__Challenge__: Using the listing below, report all lines holding the word "triangle".

Figure record extracts:

## Start

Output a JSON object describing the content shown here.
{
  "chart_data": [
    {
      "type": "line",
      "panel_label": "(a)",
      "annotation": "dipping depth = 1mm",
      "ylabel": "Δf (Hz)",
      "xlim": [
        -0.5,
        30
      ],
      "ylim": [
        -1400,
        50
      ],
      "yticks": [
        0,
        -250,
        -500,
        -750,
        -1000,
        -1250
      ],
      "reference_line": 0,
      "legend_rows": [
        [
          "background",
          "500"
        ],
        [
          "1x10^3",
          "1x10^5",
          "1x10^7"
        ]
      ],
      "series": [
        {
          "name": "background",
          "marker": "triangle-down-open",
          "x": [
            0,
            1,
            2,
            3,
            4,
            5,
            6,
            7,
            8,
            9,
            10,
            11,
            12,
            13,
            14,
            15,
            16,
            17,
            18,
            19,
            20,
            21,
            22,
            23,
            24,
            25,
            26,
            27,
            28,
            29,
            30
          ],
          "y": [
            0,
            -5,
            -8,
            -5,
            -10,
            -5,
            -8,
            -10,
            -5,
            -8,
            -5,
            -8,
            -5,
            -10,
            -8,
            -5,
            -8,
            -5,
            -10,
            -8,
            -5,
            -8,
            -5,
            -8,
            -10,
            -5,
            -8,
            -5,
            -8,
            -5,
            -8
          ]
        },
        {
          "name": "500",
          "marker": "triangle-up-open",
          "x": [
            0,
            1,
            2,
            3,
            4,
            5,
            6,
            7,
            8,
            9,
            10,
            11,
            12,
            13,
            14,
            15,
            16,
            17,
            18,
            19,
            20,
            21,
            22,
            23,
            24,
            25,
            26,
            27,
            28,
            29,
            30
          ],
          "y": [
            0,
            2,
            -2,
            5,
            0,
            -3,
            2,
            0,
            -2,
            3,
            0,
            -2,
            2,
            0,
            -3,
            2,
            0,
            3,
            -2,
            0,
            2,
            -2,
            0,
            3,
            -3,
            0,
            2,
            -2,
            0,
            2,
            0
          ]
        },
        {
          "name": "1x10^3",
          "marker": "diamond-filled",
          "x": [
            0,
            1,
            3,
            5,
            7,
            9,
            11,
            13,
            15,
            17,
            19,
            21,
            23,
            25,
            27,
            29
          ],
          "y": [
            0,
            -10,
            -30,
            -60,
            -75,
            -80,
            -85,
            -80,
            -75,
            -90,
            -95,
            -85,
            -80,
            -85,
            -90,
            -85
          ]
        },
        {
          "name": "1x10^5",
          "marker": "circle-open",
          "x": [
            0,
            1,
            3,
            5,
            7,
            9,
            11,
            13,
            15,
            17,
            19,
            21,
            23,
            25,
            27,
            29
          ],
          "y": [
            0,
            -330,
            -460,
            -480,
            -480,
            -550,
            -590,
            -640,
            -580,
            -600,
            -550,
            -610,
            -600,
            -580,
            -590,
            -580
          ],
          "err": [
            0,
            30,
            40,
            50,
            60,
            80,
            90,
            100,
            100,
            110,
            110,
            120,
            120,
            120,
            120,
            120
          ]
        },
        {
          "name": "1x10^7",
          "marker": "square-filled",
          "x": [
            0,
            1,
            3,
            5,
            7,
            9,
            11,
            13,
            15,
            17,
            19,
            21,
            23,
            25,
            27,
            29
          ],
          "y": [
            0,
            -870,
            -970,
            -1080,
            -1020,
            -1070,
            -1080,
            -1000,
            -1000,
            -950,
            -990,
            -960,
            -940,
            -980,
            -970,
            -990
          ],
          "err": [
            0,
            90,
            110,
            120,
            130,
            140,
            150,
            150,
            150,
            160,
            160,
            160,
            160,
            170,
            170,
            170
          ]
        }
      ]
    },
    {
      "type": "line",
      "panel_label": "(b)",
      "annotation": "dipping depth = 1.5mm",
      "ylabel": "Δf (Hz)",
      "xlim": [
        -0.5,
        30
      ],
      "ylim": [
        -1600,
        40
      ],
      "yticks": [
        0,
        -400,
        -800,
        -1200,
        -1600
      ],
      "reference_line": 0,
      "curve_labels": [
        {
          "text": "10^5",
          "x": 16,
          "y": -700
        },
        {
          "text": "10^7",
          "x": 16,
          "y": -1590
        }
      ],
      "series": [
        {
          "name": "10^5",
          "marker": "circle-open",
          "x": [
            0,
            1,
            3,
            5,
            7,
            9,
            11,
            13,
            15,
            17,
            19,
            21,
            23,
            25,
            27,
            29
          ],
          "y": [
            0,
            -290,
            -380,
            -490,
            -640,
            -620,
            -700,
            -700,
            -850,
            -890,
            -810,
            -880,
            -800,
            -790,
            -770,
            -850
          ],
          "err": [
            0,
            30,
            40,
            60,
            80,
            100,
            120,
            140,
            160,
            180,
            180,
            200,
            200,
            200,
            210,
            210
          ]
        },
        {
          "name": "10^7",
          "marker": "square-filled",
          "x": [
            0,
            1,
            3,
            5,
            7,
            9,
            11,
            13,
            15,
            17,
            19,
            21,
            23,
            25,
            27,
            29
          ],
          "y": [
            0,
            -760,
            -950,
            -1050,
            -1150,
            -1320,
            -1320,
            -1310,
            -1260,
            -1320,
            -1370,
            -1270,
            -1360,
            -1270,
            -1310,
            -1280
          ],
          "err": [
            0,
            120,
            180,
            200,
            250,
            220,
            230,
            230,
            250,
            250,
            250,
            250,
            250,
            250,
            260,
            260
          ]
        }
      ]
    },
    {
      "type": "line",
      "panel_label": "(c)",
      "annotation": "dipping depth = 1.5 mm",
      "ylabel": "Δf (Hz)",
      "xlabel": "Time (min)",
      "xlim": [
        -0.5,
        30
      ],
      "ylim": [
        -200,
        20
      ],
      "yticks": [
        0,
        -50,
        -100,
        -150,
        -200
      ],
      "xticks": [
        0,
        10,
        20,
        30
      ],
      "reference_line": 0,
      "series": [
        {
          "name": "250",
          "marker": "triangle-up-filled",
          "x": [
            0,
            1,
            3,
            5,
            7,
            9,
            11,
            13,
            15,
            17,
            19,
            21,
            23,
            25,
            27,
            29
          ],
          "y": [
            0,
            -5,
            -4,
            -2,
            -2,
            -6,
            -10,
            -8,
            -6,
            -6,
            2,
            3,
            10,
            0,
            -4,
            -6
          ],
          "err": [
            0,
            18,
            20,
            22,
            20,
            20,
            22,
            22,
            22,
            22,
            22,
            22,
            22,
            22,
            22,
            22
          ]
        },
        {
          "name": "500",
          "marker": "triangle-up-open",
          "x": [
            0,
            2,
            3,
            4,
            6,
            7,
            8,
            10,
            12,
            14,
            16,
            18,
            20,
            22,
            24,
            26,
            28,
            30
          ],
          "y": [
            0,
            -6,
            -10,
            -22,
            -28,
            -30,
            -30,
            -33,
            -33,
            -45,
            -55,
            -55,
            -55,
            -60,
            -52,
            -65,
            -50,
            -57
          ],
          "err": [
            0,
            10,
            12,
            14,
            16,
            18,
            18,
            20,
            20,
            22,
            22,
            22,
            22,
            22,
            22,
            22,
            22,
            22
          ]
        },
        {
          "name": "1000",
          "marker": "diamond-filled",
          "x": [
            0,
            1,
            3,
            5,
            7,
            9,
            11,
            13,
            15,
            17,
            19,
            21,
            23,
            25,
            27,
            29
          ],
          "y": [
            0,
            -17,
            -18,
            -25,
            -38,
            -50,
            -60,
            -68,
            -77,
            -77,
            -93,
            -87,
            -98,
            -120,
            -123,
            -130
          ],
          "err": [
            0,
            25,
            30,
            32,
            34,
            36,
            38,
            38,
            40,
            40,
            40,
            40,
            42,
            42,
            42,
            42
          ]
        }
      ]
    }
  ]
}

## End

__Exercise answer__:
          "marker": "triangle-down-open",
          "marker": "triangle-up-open",
          "marker": "triangle-up-filled",
          "marker": "triangle-up-open",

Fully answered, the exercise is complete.